▶ **PROMPT**:
Beginning at the line that contains "Give me the", reproduce every line to the end of the material without changing any of them.

▶ **LISTED ENTRIES**:
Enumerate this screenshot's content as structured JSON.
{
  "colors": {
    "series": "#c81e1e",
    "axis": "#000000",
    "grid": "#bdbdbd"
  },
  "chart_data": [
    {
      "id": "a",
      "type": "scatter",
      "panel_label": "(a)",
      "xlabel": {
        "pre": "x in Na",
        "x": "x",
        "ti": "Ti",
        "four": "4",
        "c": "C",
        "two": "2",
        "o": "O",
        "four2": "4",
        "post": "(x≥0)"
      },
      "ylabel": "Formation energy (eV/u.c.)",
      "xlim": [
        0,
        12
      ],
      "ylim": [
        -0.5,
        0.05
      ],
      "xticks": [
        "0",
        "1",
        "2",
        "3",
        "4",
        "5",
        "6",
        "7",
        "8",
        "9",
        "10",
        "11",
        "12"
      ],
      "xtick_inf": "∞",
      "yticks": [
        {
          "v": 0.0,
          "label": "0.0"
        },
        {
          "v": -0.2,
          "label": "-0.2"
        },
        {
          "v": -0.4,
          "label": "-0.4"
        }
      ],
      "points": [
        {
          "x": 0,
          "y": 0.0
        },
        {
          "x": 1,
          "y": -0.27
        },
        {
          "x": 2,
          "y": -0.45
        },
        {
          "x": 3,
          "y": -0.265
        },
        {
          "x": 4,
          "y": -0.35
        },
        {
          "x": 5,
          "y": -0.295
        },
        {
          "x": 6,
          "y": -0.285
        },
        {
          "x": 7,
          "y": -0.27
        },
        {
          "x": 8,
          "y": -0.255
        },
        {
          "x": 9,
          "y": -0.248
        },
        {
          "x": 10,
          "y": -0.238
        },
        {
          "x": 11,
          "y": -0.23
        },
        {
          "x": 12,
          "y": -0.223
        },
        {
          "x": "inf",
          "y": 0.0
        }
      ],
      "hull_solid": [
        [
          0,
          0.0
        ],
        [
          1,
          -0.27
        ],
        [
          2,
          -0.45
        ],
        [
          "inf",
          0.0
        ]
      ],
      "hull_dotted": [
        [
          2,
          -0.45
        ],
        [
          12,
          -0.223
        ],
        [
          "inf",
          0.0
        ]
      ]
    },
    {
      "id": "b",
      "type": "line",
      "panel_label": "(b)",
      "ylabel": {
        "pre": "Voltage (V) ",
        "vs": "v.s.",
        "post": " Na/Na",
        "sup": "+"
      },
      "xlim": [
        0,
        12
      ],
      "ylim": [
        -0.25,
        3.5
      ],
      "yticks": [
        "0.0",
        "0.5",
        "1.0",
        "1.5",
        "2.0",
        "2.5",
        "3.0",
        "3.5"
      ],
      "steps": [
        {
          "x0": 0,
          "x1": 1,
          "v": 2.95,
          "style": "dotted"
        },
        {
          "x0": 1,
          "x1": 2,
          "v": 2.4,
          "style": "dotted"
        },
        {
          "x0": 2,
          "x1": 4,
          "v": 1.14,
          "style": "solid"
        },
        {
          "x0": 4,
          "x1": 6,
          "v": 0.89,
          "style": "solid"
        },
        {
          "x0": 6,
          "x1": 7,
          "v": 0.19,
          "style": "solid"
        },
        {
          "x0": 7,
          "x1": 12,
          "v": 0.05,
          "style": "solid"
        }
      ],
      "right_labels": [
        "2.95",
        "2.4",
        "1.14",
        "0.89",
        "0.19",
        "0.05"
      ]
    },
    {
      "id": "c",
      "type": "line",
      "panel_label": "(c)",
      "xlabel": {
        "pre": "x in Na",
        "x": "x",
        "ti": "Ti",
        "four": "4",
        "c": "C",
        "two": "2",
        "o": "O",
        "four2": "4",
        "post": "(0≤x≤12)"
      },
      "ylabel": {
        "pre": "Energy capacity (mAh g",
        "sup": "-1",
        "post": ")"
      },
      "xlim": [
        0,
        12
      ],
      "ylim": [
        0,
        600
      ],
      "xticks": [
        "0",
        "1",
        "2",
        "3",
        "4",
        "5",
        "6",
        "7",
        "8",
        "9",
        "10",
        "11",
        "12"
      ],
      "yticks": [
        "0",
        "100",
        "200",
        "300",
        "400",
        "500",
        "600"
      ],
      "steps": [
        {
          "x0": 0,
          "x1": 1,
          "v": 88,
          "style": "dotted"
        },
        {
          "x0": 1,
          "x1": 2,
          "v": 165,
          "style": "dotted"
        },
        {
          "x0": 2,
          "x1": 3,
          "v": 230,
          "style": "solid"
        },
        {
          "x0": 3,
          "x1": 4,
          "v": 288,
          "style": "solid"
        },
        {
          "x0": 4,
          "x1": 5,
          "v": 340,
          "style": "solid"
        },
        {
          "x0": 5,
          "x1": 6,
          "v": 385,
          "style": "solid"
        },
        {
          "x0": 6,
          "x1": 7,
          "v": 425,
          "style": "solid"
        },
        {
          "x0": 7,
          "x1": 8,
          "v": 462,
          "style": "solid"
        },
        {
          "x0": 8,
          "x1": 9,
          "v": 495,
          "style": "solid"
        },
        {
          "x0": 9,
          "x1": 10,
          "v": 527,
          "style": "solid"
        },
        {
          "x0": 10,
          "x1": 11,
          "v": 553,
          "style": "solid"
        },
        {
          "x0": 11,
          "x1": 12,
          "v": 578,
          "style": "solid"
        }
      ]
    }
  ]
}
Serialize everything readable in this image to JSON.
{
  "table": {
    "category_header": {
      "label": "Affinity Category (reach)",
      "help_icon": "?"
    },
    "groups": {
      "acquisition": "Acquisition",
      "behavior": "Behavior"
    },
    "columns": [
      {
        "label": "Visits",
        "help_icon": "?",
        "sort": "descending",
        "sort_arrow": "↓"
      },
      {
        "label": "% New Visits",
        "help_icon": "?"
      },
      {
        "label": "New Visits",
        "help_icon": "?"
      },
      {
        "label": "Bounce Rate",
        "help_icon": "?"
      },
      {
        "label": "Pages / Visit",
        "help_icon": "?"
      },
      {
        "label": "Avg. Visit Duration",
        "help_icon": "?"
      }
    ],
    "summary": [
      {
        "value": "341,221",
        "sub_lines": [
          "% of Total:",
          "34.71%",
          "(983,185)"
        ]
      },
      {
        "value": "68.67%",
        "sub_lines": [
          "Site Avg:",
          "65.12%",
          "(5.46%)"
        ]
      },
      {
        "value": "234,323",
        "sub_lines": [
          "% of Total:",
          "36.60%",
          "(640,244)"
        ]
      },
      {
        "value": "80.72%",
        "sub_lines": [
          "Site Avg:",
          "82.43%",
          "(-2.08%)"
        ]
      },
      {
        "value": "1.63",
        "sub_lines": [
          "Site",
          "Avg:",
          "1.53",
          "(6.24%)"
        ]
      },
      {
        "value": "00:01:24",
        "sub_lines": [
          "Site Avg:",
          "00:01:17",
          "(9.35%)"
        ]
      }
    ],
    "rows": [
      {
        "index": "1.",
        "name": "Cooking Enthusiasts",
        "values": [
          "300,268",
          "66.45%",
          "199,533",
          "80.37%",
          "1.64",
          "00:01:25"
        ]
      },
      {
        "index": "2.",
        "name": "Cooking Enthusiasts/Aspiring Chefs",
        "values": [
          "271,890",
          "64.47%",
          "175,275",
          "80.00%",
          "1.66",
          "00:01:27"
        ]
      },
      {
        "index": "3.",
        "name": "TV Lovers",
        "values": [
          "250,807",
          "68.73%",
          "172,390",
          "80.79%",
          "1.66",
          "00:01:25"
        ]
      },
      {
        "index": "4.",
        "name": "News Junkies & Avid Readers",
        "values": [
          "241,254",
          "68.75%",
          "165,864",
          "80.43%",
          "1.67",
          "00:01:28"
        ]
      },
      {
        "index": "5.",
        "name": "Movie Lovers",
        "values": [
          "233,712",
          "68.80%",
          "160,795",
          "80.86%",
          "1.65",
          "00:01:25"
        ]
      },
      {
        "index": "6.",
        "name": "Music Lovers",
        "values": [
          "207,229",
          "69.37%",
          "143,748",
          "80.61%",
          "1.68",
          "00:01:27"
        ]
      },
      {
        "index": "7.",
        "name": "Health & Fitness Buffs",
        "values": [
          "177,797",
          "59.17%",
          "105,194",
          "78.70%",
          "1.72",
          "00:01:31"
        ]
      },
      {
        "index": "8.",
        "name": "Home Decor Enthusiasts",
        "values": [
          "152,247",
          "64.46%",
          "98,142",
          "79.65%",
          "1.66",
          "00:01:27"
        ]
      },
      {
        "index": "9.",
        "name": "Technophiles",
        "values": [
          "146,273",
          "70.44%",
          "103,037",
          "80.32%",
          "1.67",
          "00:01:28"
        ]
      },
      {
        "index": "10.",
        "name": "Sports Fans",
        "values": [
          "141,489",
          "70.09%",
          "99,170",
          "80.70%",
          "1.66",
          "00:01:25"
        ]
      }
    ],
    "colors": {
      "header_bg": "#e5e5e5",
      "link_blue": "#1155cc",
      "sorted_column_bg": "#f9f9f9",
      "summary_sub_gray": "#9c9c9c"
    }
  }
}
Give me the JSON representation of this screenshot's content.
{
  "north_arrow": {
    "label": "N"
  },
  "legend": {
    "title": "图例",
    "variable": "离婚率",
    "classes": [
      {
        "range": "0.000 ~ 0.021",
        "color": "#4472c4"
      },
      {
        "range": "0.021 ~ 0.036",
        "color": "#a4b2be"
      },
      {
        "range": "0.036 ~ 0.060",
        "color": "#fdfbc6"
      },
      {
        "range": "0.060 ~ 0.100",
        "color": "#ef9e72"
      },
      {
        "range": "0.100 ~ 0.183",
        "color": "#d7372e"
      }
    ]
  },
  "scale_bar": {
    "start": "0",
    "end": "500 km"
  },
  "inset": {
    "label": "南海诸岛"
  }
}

▶ **SOLUTION**:
Give me the JSON representation of this screenshot's content.
{
  "north_arrow": {
    "label": "N"
  },
  "legend": {
    "title": "图例",
    "variable": "离婚率",
    "classes": [
      {
        "range": "0.000 ~ 0.021",
        "color": "#4472c4"
      },
      {
        "range": "0.021 ~ 0.036",
        "color": "#a4b2be"
      },
      {
        "range": "0.036 ~ 0.060",
        "color": "#fdfbc6"
      },
      {
        "range": "0.060 ~ 0.100",
        "color": "#ef9e72"
      },
      {
        "range": "0.100 ~ 0.183",
        "color": "#d7372e"
      }
    ]
  },
  "scale_bar": {
    "start": "0",
    "end": "500 km"
  },
  "inset": {
    "label": "南海诸岛"
  }
}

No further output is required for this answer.